(Dataset items)
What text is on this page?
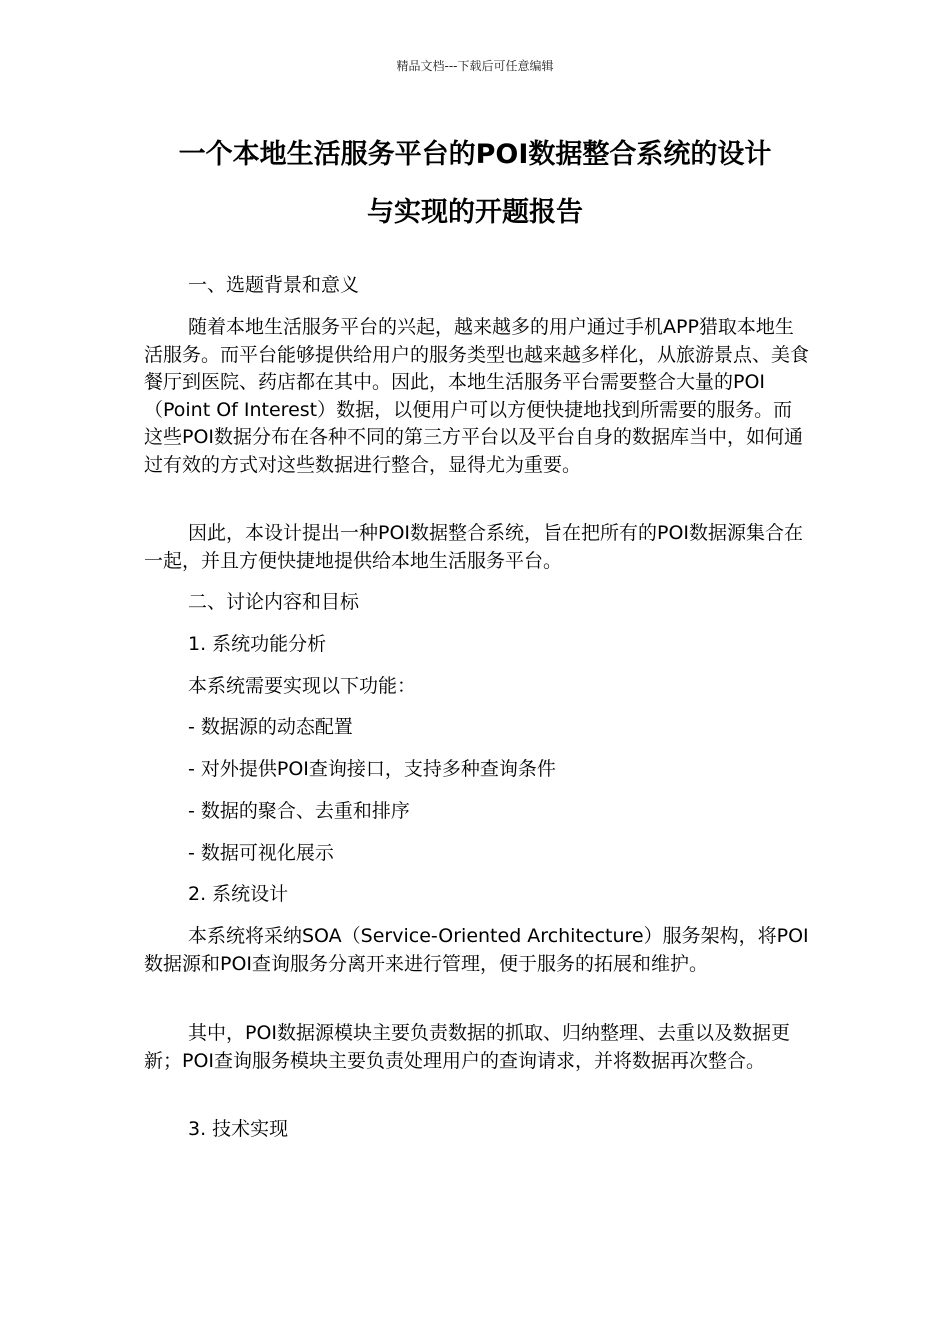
精品文档---下载后可任意编辑
一个本地生活服务平台的POI数据整合系统的设计
与实现的开题报告
一、选题背景和意义
随着本地生活服务平台的兴起，越来越多的用户通过手机APP猎取本地生活服务。而平台能够提供给用户的服务类型也越来越多样化，从旅游景点、美食餐厅到医院、药店都在其中。因此，本地生活服务平台需要整合大量的POI（Point Of Interest）数据，以便用户可以方便快捷地找到所需要的服务。而这些POI数据分布在各种不同的第三方平台以及平台自身的数据库当中，如何通过有效的方式对这些数据进行整合，显得尤为重要。
因此，本设计提出一种POI数据整合系统，旨在把所有的POI数据源集合在一起，并且方便快捷地提供给本地生活服务平台。
二、讨论内容和目标
1. 系统功能分析
本系统需要实现以下功能：
- 数据源的动态配置
- 对外提供POI查询接口，支持多种查询条件
- 数据的聚合、去重和排序
- 数据可视化展示
2. 系统设计
本系统将采纳SOA（Service-Oriented Architecture）服务架构，将POI数据源和POI查询服务分离开来进行管理，便于服务的拓展和维护。
其中，POI数据源模块主要负责数据的抓取、归纳整理、去重以及数据更新；POI查询服务模块主要负责处理用户的查询请求，并将数据再次整合。
3. 技术实现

Problem requirements:
Make an exact copy of all entries above, dropping the images.

Reply:
What text is on this page?
精品文档---下载后可任意编辑
一个本地生活服务平台的POI数据整合系统的设计
与实现的开题报告
一、选题背景和意义
随着本地生活服务平台的兴起，越来越多的用户通过手机APP猎取本地生活服务。而平台能够提供给用户的服务类型也越来越多样化，从旅游景点、美食餐厅到医院、药店都在其中。因此，本地生活服务平台需要整合大量的POI（Point Of Interest）数据，以便用户可以方便快捷地找到所需要的服务。而这些POI数据分布在各种不同的第三方平台以及平台自身的数据库当中，如何通过有效的方式对这些数据进行整合，显得尤为重要。
因此，本设计提出一种POI数据整合系统，旨在把所有的POI数据源集合在一起，并且方便快捷地提供给本地生活服务平台。
二、讨论内容和目标
1. 系统功能分析
本系统需要实现以下功能：
- 数据源的动态配置
- 对外提供POI查询接口，支持多种查询条件
- 数据的聚合、去重和排序
- 数据可视化展示
2. 系统设计
本系统将采纳SOA（Service-Oriented Architecture）服务架构，将POI数据源和POI查询服务分离开来进行管理，便于服务的拓展和维护。
其中，POI数据源模块主要负责数据的抓取、归纳整理、去重以及数据更新；POI查询服务模块主要负责处理用户的查询请求，并将数据再次整合。
3. 技术实现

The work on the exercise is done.